• **TEXTE À LIRE**:
○ ○ ○
(Montréal) La pandémie a frappé là aussi : le nombre de dons d’organes et de transplantations au Québec aura finalement diminué de près de 20 % l’an dernier, a estimé Transplant Québec.

Stéphanie Marin
La Presse Canadienne

Malgré cette baisse, l’organisme rapporte que la liste de personnes en attente de greffe est demeurée stable par rapport aux années précédentes et que le nombre de décès a même diminué de 14 % par rapport à 2019.

Transplant Québec a dévoilé mercredi matin son bilan de la dernière année.

« 2020 a été une année impactée par la COVID-19 », a résumé d’entrée de jeu Sylvain Lavigne, directeur des services cliniques par intérim de Transplant Québec, en entrevue téléphonique.

Plus précisément, il fait état d’une diminution de 20 % des personnes transplantées au cours de l’année 2020 (100 Québécois de moins qu’en 2019) et d’une baisse de 18 % des références de donneurs potentiels, soient ceux qui sont identifiés par un professionnel de la santé selon des procédures bien définies. On voit normalement des variations d’environ 8-10 % vers le haut ou le bas, mais 20 %, c’est plus que la moyenne, constate M. Lavigne.

Le Québec n’est pas le seul : ces diminutions ont aussi été vécues dans d’autres provinces et d’autres pays, a-t-il ajouté.

Ces résultats sont attribués « majoritairement » à l’impact de la première vague de la pandémie de COVID-19, qui a sévi de la mi-mars à la mi-mai : c’est à ce moment que les références de donneurs potentiels ont significativement chuté. Avril a d’ailleurs été le mois de 2020 lors duquel le taux de références et de donneurs a été à son plus bas, indique l’organisme mandaté par le ministre de la Santé afin de coordonner le processus de dons d’organes.
○ ○ ○
• **LISTE DES DONNÉES**:
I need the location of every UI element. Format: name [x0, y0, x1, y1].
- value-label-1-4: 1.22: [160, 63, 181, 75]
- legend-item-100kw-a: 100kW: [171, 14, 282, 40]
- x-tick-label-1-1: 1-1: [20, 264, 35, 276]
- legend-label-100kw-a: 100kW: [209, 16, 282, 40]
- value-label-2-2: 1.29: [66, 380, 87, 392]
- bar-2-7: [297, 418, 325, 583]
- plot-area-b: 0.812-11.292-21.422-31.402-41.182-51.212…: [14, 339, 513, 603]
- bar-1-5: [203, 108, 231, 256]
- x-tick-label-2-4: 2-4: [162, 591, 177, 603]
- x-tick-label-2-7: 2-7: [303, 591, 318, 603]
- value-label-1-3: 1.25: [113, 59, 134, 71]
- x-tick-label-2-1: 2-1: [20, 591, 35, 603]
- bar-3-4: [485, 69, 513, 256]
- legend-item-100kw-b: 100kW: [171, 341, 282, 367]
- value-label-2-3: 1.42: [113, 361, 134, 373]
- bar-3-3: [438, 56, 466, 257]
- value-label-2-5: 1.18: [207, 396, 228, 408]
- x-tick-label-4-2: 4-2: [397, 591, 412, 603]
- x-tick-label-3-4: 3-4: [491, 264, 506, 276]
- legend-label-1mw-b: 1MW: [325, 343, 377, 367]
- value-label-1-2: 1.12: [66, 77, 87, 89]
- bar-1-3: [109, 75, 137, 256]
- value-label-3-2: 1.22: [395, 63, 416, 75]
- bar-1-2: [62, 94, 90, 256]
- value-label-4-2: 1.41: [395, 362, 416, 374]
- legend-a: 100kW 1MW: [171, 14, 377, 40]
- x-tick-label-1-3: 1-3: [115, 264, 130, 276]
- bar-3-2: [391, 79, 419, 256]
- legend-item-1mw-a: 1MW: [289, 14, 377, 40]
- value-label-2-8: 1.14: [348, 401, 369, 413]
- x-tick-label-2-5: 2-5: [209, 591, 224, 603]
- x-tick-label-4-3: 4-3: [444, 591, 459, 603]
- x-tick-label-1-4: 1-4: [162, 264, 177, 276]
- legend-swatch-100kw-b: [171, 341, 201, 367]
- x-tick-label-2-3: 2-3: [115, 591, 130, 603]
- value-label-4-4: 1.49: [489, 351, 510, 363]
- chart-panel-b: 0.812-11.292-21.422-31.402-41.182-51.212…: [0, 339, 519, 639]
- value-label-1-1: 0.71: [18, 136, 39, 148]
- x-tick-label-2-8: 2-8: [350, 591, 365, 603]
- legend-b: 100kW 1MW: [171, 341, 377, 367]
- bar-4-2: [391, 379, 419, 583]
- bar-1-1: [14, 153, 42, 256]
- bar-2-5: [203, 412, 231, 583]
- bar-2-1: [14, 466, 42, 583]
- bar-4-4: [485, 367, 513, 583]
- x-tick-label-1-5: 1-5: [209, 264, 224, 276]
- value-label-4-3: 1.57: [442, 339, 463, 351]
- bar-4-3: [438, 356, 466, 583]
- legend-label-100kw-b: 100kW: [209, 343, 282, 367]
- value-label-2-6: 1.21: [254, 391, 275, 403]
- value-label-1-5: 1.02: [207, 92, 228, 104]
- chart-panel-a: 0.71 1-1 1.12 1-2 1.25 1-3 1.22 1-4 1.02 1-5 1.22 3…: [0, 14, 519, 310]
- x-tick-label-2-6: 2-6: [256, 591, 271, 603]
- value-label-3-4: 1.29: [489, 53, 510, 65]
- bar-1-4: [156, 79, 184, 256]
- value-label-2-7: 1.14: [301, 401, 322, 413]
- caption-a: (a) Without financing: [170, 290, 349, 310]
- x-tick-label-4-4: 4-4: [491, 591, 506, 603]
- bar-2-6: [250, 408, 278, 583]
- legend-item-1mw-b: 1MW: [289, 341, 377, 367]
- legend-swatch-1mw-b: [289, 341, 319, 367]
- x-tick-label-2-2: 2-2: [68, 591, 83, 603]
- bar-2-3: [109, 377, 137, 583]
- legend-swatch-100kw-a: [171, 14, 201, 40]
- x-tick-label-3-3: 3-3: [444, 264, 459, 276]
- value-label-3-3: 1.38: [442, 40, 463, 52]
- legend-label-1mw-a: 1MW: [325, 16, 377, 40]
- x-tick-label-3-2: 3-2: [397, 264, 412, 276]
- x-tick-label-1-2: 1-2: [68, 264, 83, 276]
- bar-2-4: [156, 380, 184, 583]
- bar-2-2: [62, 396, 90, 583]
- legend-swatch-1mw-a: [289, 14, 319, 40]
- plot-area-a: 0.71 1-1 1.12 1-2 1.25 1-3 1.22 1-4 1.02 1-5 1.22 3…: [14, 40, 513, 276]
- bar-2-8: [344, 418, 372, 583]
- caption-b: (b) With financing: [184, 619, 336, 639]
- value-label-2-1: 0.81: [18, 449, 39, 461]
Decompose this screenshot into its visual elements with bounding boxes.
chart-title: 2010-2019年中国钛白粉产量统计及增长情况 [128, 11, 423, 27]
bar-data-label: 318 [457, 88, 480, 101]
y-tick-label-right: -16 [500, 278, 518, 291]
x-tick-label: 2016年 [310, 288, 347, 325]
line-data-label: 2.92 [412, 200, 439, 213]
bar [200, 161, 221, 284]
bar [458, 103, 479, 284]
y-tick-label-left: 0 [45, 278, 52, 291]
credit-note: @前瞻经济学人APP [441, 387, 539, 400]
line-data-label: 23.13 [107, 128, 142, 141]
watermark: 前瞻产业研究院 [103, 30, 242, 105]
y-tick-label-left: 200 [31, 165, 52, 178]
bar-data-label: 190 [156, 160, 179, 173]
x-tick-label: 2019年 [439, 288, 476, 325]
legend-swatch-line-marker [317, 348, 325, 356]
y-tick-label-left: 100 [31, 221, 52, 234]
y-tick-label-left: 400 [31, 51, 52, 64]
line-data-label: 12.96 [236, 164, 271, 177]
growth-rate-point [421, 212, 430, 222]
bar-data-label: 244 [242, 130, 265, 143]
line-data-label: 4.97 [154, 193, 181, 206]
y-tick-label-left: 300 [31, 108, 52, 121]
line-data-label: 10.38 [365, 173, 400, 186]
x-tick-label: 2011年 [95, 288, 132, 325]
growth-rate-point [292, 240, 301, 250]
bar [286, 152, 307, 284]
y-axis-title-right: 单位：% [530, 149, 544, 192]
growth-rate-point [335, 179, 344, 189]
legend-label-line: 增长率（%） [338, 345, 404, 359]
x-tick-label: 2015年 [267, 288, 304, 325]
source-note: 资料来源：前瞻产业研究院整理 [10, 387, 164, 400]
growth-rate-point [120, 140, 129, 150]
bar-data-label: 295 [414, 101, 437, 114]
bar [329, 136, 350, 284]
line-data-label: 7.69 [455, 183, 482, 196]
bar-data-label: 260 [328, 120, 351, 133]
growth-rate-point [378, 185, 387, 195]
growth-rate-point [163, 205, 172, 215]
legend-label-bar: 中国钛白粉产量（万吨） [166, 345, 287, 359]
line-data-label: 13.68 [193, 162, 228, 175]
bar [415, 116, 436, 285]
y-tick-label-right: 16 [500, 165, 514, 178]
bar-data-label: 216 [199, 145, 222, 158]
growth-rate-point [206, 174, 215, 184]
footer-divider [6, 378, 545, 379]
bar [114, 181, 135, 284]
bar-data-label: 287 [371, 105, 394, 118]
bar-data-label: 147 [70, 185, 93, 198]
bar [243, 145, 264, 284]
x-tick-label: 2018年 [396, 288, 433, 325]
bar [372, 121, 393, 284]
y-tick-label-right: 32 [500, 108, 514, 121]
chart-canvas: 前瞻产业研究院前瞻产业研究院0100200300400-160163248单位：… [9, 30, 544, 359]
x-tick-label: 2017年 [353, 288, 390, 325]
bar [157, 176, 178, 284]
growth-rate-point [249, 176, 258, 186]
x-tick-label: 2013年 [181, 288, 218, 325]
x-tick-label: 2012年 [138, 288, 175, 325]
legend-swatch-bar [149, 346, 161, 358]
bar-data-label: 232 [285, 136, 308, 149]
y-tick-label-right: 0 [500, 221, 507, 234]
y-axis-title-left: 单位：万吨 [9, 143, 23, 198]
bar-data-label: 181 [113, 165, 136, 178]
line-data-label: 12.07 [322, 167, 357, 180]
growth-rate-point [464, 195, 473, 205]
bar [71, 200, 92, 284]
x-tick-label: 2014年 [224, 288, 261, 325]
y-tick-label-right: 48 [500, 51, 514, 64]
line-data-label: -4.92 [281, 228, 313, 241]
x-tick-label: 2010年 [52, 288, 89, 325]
○ ○ ○
• **TÂCHE À FAIRE A**:
Les affirmations suivantes concordent-elles avec l'article sur les dons d'organes au Québec ? Pour chacune, répondez par oui ou par non en citant les mots décisifs de l'article.
(i) La liste des personnes en attente de greffe a augmenté en 2020.
(ii) Avril a été le mois de 2020 où le taux de références et de donneurs a été le plus bas.
(iii) D'une année à l'autre, les variations habituelles sont d'environ 8 à 10 %.
• **TÂCHE À FAIRE B**:
Poursuivez l'article sur les dons d'organes au Québec à partir de sa dernière phrase.

• **RÉPONSE A**:
(i) Non : « la liste de personnes en attente de greffe est demeurée stable par rapport aux années précédentes »
(ii) Oui : « Avril a d’ailleurs été le mois de 2020 lors duquel le taux de références et de donneurs a été à son plus bas »
(iii) Oui : « On voit normalement des variations d’environ 8-10 % vers le haut ou le bas »

• **RÉPONSE B**:
« Les résultats de la dernière année sont certes mitigés. Ils reflètent l’impact de la pandémie à différents niveaux. Mais l’important, c’est que ça n’a jamais arrêté », souligne M. Lavigne.

Et puis, l’arrivée de la deuxième vague n’a heureusement pas eu le même impact, poursuit-il.

L’organisme a constaté un retour à la moyenne habituelle de ses activités, et même un peu au-dessus, au cours des derniers mois de l’année 2020.

Pourquoi cette baisse d’activités ? « On n’a pas les causes exactes, a reconnu M. Lavigne, car c’est souvent multifactoriel. »

On peut penser que les hôpitaux étaient débordés par la COVID-19, et aussi à l’impact du délestage de certaines interventions chirurgicales. Par exemple, pour les greffes de reins, des médecins ont pu choisir de reporter l’intervention car il existe une autre solution, bien que temporaire : la dialyse. Les greffes de cœurs, par contre, n’ont pas d’alternative et ont été faites lorsque requises, a expliqué le directeur des services cliniques par intérim.

Des évaluations des protocoles ont été faites pour minimiser le risque de transmission du virus lors des greffes. Les façons de procéder ont été adaptées à la réalité de la pandémie, et toutes les mesures sont prises pour que ce soit sécuritaire, assure M. Lavigne.

Si la liste d’attente est demeurée stable en 2020, M. Lavigne soupçonne que la COVID-19 a peut-être été responsable de certains retards à y inscrire des patients.

Au total, l’an dernier, 675 références pour dons d’organes provenant de toutes les régions ont été faites à Transplant Québec.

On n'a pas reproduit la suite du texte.